- [Exercise directions]: Take the material below and retype it in full; pictures are left out.

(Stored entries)
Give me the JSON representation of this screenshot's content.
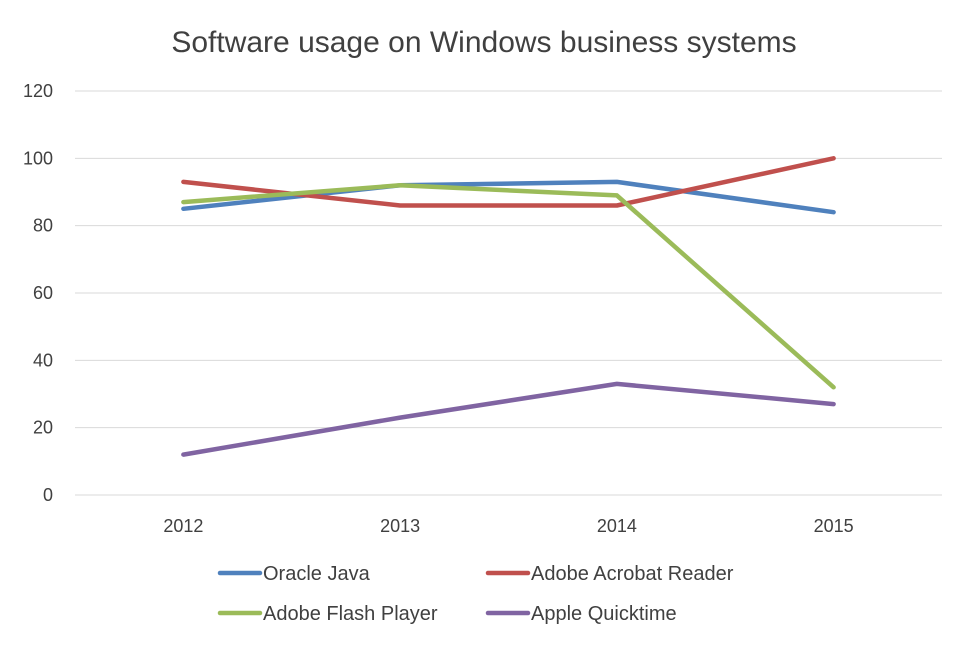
{
  "chart_data": {
    "type": "line",
    "title": "Software usage on Windows business systems",
    "xlabel": "",
    "ylabel": "",
    "categories": [
      "2012",
      "2013",
      "2014",
      "2015"
    ],
    "ylim": [
      0,
      120
    ],
    "yticks": [
      0,
      20,
      40,
      60,
      80,
      100,
      120
    ],
    "grid": true,
    "legend_position": "bottom",
    "series": [
      {
        "name": "Oracle Java",
        "color": "#4f81bd",
        "values": [
          85,
          92,
          93,
          84
        ]
      },
      {
        "name": "Adobe Acrobat Reader",
        "color": "#c0504d",
        "values": [
          93,
          86,
          86,
          100
        ]
      },
      {
        "name": "Adobe Flash Player",
        "color": "#9bbb59",
        "values": [
          87,
          92,
          89,
          32
        ]
      },
      {
        "name": "Apple Quicktime",
        "color": "#8064a2",
        "values": [
          12,
          23,
          33,
          27
        ]
      }
    ]
  }
}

- [Full answer]:
Give me the JSON representation of this screenshot's content.
{
  "chart_data": {
    "type": "line",
    "title": "Software usage on Windows business systems",
    "xlabel": "",
    "ylabel": "",
    "categories": [
      "2012",
      "2013",
      "2014",
      "2015"
    ],
    "ylim": [
      0,
      120
    ],
    "yticks": [
      0,
      20,
      40,
      60,
      80,
      100,
      120
    ],
    "grid": true,
    "legend_position": "bottom",
    "series": [
      {
        "name": "Oracle Java",
        "color": "#4f81bd",
        "values": [
          85,
          92,
          93,
          84
        ]
      },
      {
        "name": "Adobe Acrobat Reader",
        "color": "#c0504d",
        "values": [
          93,
          86,
          86,
          100
        ]
      },
      {
        "name": "Adobe Flash Player",
        "color": "#9bbb59",
        "values": [
          87,
          92,
          89,
          32
        ]
      },
      {
        "name": "Apple Quicktime",
        "color": "#8064a2",
        "values": [
          12,
          23,
          33,
          27
        ]
      }
    ]
  }
}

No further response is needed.